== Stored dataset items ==

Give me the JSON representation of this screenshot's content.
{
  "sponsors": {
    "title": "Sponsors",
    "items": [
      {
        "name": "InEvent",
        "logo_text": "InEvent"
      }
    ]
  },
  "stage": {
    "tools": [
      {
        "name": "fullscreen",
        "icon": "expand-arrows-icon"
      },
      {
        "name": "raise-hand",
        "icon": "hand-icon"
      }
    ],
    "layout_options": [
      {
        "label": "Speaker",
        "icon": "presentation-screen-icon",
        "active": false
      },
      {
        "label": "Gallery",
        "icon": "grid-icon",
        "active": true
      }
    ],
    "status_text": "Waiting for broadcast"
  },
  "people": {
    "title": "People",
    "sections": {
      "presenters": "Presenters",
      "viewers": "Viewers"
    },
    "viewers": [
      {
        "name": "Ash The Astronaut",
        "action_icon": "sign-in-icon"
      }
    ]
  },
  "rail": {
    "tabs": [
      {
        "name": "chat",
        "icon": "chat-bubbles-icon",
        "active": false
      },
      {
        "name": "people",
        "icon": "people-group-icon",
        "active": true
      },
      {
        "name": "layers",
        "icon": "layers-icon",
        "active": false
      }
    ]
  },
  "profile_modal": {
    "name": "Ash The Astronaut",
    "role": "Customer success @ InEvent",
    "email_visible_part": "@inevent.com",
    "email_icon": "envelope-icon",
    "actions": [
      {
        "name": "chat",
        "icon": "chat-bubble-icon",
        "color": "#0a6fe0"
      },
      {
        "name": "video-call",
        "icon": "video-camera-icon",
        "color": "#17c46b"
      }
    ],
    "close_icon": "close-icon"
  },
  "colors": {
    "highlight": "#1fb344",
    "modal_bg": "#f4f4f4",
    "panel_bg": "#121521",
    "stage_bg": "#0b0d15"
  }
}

== PROBLEM TO WORK ON ==
Extract the complete data, matching each line exactly.

== SOLUTION FOR THIS TASK ==
Give me the JSON representation of this screenshot's content.
{
  "sponsors": {
    "title": "Sponsors",
    "items": [
      {
        "name": "InEvent",
        "logo_text": "InEvent"
      }
    ]
  },
  "stage": {
    "tools": [
      {
        "name": "fullscreen",
        "icon": "expand-arrows-icon"
      },
      {
        "name": "raise-hand",
        "icon": "hand-icon"
      }
    ],
    "layout_options": [
      {
        "label": "Speaker",
        "icon": "presentation-screen-icon",
        "active": false
      },
      {
        "label": "Gallery",
        "icon": "grid-icon",
        "active": true
      }
    ],
    "status_text": "Waiting for broadcast"
  },
  "people": {
    "title": "People",
    "sections": {
      "presenters": "Presenters",
      "viewers": "Viewers"
    },
    "viewers": [
      {
        "name": "Ash The Astronaut",
        "action_icon": "sign-in-icon"
      }
    ]
  },
  "rail": {
    "tabs": [
      {
        "name": "chat",
        "icon": "chat-bubbles-icon",
        "active": false
      },
      {
        "name": "people",
        "icon": "people-group-icon",
        "active": true
      },
      {
        "name": "layers",
        "icon": "layers-icon",
        "active": false
      }
    ]
  },
  "profile_modal": {
    "name": "Ash The Astronaut",
    "role": "Customer success @ InEvent",
    "email_visible_part": "@inevent.com",
    "email_icon": "envelope-icon",
    "actions": [
      {
        "name": "chat",
        "icon": "chat-bubble-icon",
        "color": "#0a6fe0"
      },
      {
        "name": "video-call",
        "icon": "video-camera-icon",
        "color": "#17c46b"
      }
    ],
    "close_icon": "close-icon"
  },
  "colors": {
    "highlight": "#1fb344",
    "modal_bg": "#f4f4f4",
    "panel_bg": "#121521",
    "stage_bg": "#0b0d15"
  }
}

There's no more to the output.